__Your goal__:
Pictures appear in the records below; write out everything else exactly.
-*-
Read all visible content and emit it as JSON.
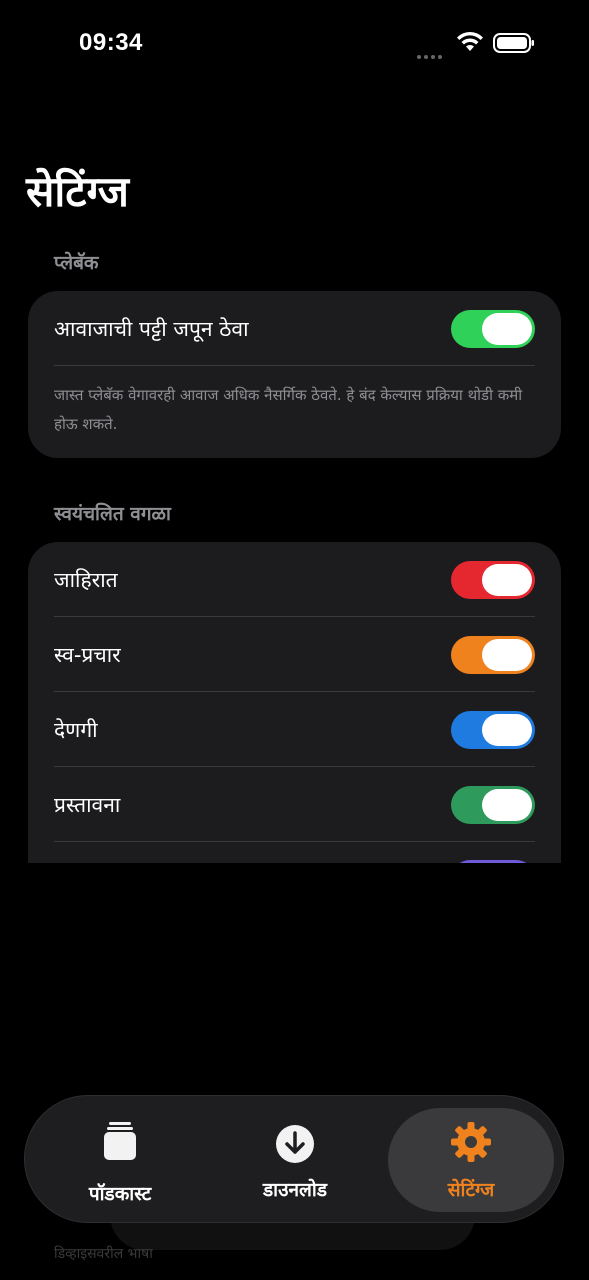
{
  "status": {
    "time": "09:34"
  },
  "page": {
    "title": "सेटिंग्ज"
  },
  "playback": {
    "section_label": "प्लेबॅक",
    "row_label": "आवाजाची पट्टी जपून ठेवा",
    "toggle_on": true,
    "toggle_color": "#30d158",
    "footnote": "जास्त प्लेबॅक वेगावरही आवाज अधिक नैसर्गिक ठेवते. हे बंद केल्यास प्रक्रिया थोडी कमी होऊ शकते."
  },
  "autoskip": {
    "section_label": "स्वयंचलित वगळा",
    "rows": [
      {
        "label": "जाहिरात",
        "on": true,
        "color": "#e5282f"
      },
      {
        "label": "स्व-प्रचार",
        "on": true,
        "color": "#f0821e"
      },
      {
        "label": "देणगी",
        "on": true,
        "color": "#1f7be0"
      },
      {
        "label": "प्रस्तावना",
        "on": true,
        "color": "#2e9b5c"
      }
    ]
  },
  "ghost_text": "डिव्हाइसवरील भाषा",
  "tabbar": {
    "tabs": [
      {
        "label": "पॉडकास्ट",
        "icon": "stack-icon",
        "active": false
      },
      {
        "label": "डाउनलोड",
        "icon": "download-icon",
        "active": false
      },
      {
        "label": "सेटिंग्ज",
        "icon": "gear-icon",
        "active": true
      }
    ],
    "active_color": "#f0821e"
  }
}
-*-
__Solution to the exercise__:
Read all visible content and emit it as JSON.
{
  "status": {
    "time": "09:34"
  },
  "page": {
    "title": "सेटिंग्ज"
  },
  "playback": {
    "section_label": "प्लेबॅक",
    "row_label": "आवाजाची पट्टी जपून ठेवा",
    "toggle_on": true,
    "toggle_color": "#30d158",
    "footnote": "जास्त प्लेबॅक वेगावरही आवाज अधिक नैसर्गिक ठेवते. हे बंद केल्यास प्रक्रिया थोडी कमी होऊ शकते."
  },
  "autoskip": {
    "section_label": "स्वयंचलित वगळा",
    "rows": [
      {
        "label": "जाहिरात",
        "on": true,
        "color": "#e5282f"
      },
      {
        "label": "स्व-प्रचार",
        "on": true,
        "color": "#f0821e"
      },
      {
        "label": "देणगी",
        "on": true,
        "color": "#1f7be0"
      },
      {
        "label": "प्रस्तावना",
        "on": true,
        "color": "#2e9b5c"
      }
    ]
  },
  "ghost_text": "डिव्हाइसवरील भाषा",
  "tabbar": {
    "tabs": [
      {
        "label": "पॉडकास्ट",
        "icon": "stack-icon",
        "active": false
      },
      {
        "label": "डाउनलोड",
        "icon": "download-icon",
        "active": false
      },
      {
        "label": "सेटिंग्ज",
        "icon": "gear-icon",
        "active": true
      }
    ],
    "active_color": "#f0821e"
  }
}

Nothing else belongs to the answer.